WORK TO COMPLETE:
Count every line that has the word "title". Give the number, without anything more.

[Data records]
* * * * * * * * *
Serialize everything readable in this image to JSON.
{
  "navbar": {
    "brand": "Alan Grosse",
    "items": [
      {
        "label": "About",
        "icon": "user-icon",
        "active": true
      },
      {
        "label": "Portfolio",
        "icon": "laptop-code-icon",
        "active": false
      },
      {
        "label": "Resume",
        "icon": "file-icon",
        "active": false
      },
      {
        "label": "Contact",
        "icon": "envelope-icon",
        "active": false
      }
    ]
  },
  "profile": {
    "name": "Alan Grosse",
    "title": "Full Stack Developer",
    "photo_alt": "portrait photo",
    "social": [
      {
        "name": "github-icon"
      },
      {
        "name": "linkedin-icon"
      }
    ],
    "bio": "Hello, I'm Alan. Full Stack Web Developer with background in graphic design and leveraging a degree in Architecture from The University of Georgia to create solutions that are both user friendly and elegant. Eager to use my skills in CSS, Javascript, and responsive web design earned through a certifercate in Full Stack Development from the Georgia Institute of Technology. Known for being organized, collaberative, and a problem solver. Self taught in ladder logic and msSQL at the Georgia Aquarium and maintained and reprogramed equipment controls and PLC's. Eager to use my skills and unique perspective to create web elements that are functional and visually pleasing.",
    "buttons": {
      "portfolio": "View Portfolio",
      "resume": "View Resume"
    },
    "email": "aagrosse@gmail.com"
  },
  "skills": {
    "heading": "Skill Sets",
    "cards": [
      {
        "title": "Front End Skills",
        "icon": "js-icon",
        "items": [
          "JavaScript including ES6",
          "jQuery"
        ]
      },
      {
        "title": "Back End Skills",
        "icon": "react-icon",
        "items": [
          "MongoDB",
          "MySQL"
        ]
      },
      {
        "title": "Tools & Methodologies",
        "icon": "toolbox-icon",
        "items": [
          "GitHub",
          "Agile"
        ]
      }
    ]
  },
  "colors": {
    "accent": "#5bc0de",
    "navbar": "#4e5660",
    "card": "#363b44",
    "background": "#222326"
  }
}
* * * * * * * * *
FINAL RESULT:
4